Exercise details: Scan the data below for the string "قاعدا". Show every line where it turns up.

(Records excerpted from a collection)

◆ ◆ ◆

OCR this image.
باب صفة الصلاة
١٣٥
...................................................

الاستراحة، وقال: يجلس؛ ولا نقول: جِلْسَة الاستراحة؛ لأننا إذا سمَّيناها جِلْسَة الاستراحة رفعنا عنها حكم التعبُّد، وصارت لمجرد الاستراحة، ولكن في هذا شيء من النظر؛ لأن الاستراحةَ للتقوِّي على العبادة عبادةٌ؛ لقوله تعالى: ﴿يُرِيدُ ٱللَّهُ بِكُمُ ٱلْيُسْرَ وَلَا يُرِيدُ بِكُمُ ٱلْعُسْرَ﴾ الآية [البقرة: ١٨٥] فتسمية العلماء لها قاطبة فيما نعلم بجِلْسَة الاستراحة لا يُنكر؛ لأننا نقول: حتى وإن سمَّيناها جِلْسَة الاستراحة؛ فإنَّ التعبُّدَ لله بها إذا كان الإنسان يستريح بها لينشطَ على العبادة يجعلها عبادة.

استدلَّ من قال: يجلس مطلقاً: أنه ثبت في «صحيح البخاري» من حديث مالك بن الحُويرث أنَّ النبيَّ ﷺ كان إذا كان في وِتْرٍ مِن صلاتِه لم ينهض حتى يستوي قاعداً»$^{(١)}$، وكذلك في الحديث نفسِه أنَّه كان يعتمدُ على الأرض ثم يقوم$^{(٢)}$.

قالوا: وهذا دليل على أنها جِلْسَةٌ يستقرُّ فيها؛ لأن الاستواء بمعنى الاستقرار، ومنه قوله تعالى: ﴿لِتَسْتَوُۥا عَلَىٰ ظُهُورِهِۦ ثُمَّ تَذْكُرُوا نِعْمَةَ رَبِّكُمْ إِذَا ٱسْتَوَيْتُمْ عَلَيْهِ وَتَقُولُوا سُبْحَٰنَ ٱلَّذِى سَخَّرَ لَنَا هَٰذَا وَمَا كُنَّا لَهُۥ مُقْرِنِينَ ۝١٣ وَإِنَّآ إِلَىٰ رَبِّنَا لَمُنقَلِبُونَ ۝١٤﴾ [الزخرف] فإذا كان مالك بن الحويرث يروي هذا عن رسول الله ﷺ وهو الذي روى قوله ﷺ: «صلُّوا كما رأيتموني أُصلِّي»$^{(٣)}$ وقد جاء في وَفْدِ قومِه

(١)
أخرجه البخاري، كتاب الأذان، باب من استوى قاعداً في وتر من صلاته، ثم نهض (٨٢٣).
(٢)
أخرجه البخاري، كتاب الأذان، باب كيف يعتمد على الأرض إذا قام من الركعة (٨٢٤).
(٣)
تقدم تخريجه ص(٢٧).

◆ ◆ ◆

Written solution:
استدلَّ من قال: يجلس مطلقاً: أنه ثبت في «صحيح البخاري» من حديث مالك بن الحُويرث أنَّ النبيَّ ﷺ كان إذا كان في وِتْرٍ مِن صلاتِه لم ينهض حتى يستوي قاعداً»$^{(١)}$، وكذلك في الحديث نفسِه أنَّه كان يعتمدُ على الأرض ثم يقوم$^{(٢)}$.
أخرجه البخاري، كتاب الأذان، باب من استوى قاعداً في وتر من صلاته، ثم نهض (٨٢٣).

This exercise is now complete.